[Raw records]
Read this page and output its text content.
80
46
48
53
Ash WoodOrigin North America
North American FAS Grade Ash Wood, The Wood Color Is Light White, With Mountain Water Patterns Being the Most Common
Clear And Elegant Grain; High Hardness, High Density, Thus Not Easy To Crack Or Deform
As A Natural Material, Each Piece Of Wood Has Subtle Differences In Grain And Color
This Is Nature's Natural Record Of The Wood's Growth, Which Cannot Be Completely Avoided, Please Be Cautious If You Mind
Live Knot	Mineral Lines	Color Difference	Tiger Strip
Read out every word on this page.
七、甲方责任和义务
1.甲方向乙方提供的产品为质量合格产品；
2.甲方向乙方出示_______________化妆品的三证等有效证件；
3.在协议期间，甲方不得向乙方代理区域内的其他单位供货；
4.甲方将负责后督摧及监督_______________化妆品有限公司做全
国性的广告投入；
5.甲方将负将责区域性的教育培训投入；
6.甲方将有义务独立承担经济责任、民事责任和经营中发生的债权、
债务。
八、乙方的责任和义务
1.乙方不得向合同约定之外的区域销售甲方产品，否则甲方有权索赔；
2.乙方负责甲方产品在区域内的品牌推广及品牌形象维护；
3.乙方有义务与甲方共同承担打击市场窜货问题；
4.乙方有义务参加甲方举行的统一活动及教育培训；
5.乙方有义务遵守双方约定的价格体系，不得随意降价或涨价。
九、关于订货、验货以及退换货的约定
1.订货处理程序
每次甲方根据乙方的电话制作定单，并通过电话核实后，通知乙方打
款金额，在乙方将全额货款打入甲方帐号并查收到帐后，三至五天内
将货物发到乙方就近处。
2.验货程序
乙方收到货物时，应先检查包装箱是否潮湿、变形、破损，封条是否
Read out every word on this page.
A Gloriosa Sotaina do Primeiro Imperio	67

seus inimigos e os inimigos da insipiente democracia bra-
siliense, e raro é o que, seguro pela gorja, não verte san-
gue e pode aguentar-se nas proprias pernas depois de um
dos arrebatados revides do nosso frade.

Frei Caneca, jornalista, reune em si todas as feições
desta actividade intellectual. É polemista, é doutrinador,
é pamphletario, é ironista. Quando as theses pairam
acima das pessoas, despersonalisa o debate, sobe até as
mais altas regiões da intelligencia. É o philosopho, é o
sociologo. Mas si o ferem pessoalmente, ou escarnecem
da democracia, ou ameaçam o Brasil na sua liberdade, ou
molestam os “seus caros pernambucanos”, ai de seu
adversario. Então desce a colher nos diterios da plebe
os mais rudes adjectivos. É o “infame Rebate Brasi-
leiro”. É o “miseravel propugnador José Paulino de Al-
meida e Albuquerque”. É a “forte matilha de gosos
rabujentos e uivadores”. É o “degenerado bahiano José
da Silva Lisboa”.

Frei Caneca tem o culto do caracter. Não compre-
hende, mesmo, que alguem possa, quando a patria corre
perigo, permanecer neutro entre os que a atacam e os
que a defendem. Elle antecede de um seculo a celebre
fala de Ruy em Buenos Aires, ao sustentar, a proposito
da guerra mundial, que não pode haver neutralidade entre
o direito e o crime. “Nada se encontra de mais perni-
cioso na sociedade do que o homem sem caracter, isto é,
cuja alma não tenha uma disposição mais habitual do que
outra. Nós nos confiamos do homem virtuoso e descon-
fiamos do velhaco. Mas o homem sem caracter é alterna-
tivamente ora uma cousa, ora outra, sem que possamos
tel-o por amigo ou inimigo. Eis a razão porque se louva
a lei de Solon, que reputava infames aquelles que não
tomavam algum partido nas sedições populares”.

Your instructions:
Restate each record word for word.

Solution for this exercise:
Read this page and output its text content.
80
46
48
53
Ash WoodOrigin North America
North American FAS Grade Ash Wood, The Wood Color Is Light White, With Mountain Water Patterns Being the Most Common
Clear And Elegant Grain; High Hardness, High Density, Thus Not Easy To Crack Or Deform
As A Natural Material, Each Piece Of Wood Has Subtle Differences In Grain And Color
This Is Nature's Natural Record Of The Wood's Growth, Which Cannot Be Completely Avoided, Please Be Cautious If You Mind
Live Knot	Mineral Lines	Color Difference	Tiger Strip
Read out every word on this page.
七、甲方责任和义务
1.甲方向乙方提供的产品为质量合格产品；
2.甲方向乙方出示_______________化妆品的三证等有效证件；
3.在协议期间，甲方不得向乙方代理区域内的其他单位供货；
4.甲方将负责后督摧及监督_______________化妆品有限公司做全
国性的广告投入；
5.甲方将负将责区域性的教育培训投入；
6.甲方将有义务独立承担经济责任、民事责任和经营中发生的债权、
债务。
八、乙方的责任和义务
1.乙方不得向合同约定之外的区域销售甲方产品，否则甲方有权索赔；
2.乙方负责甲方产品在区域内的品牌推广及品牌形象维护；
3.乙方有义务与甲方共同承担打击市场窜货问题；
4.乙方有义务参加甲方举行的统一活动及教育培训；
5.乙方有义务遵守双方约定的价格体系，不得随意降价或涨价。
九、关于订货、验货以及退换货的约定
1.订货处理程序
每次甲方根据乙方的电话制作定单，并通过电话核实后，通知乙方打
款金额，在乙方将全额货款打入甲方帐号并查收到帐后，三至五天内
将货物发到乙方就近处。
2.验货程序
乙方收到货物时，应先检查包装箱是否潮湿、变形、破损，封条是否
Read out every word on this page.
A Gloriosa Sotaina do Primeiro Imperio	67

seus inimigos e os inimigos da insipiente democracia bra-
siliense, e raro é o que, seguro pela gorja, não verte san-
gue e pode aguentar-se nas proprias pernas depois de um
dos arrebatados revides do nosso frade.

Frei Caneca, jornalista, reune em si todas as feições
desta actividade intellectual. É polemista, é doutrinador,
é pamphletario, é ironista. Quando as theses pairam
acima das pessoas, despersonalisa o debate, sobe até as
mais altas regiões da intelligencia. É o philosopho, é o
sociologo. Mas si o ferem pessoalmente, ou escarnecem
da democracia, ou ameaçam o Brasil na sua liberdade, ou
molestam os “seus caros pernambucanos”, ai de seu
adversario. Então desce a colher nos diterios da plebe
os mais rudes adjectivos. É o “infame Rebate Brasi-
leiro”. É o “miseravel propugnador José Paulino de Al-
meida e Albuquerque”. É a “forte matilha de gosos
rabujentos e uivadores”. É o “degenerado bahiano José
da Silva Lisboa”.

Frei Caneca tem o culto do caracter. Não compre-
hende, mesmo, que alguem possa, quando a patria corre
perigo, permanecer neutro entre os que a atacam e os
que a defendem. Elle antecede de um seculo a celebre
fala de Ruy em Buenos Aires, ao sustentar, a proposito
da guerra mundial, que não pode haver neutralidade entre
o direito e o crime. “Nada se encontra de mais perni-
cioso na sociedade do que o homem sem caracter, isto é,
cuja alma não tenha uma disposição mais habitual do que
outra. Nós nos confiamos do homem virtuoso e descon-
fiamos do velhaco. Mas o homem sem caracter é alterna-
tivamente ora uma cousa, ora outra, sem que possamos
tel-o por amigo ou inimigo. Eis a razão porque se louva
a lei de Solon, que reputava infames aquelles que não
tomavam algum partido nas sedições populares”.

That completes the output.